DATA SHOWN.
☆ ☆ ☆ ☆

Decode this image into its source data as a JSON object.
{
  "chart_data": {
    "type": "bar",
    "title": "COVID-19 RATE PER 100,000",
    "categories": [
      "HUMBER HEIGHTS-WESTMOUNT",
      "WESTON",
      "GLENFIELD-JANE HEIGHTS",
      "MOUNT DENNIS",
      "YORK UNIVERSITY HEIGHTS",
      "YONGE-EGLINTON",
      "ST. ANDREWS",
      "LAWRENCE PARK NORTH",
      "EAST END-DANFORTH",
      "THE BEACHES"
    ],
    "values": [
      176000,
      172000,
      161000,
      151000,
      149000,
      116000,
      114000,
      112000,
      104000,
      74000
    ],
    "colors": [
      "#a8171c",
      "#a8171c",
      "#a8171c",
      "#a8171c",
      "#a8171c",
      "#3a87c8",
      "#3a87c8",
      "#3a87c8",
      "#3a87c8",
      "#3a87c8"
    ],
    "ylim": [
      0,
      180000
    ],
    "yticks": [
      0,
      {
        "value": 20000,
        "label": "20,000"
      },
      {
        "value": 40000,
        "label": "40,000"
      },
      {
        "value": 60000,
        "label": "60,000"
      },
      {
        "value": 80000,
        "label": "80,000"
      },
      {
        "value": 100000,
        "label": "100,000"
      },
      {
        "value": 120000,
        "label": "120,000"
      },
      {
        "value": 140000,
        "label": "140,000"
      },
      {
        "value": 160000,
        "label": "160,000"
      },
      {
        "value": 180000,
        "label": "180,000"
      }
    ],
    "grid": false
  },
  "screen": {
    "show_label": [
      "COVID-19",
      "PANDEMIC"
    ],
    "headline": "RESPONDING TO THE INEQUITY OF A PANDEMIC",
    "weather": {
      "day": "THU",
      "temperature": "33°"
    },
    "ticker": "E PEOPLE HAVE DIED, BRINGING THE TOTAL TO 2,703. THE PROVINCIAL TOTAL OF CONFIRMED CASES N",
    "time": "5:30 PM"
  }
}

☆ ☆ ☆ ☆

GIVEN TASK.
Repeat all of the records above exactly as they appear.

ANSWER BELOW.
Decode this image into its source data as a JSON object.
{
  "chart_data": {
    "type": "bar",
    "title": "COVID-19 RATE PER 100,000",
    "categories": [
      "HUMBER HEIGHTS-WESTMOUNT",
      "WESTON",
      "GLENFIELD-JANE HEIGHTS",
      "MOUNT DENNIS",
      "YORK UNIVERSITY HEIGHTS",
      "YONGE-EGLINTON",
      "ST. ANDREWS",
      "LAWRENCE PARK NORTH",
      "EAST END-DANFORTH",
      "THE BEACHES"
    ],
    "values": [
      176000,
      172000,
      161000,
      151000,
      149000,
      116000,
      114000,
      112000,
      104000,
      74000
    ],
    "colors": [
      "#a8171c",
      "#a8171c",
      "#a8171c",
      "#a8171c",
      "#a8171c",
      "#3a87c8",
      "#3a87c8",
      "#3a87c8",
      "#3a87c8",
      "#3a87c8"
    ],
    "ylim": [
      0,
      180000
    ],
    "yticks": [
      0,
      {
        "value": 20000,
        "label": "20,000"
      },
      {
        "value": 40000,
        "label": "40,000"
      },
      {
        "value": 60000,
        "label": "60,000"
      },
      {
        "value": 80000,
        "label": "80,000"
      },
      {
        "value": 100000,
        "label": "100,000"
      },
      {
        "value": 120000,
        "label": "120,000"
      },
      {
        "value": 140000,
        "label": "140,000"
      },
      {
        "value": 160000,
        "label": "160,000"
      },
      {
        "value": 180000,
        "label": "180,000"
      }
    ],
    "grid": false
  },
  "screen": {
    "show_label": [
      "COVID-19",
      "PANDEMIC"
    ],
    "headline": "RESPONDING TO THE INEQUITY OF A PANDEMIC",
    "weather": {
      "day": "THU",
      "temperature": "33°"
    },
    "ticker": "E PEOPLE HAVE DIED, BRINGING THE TOTAL TO 2,703. THE PROVINCIAL TOTAL OF CONFIRMED CASES N",
    "time": "5:30 PM"
  }
}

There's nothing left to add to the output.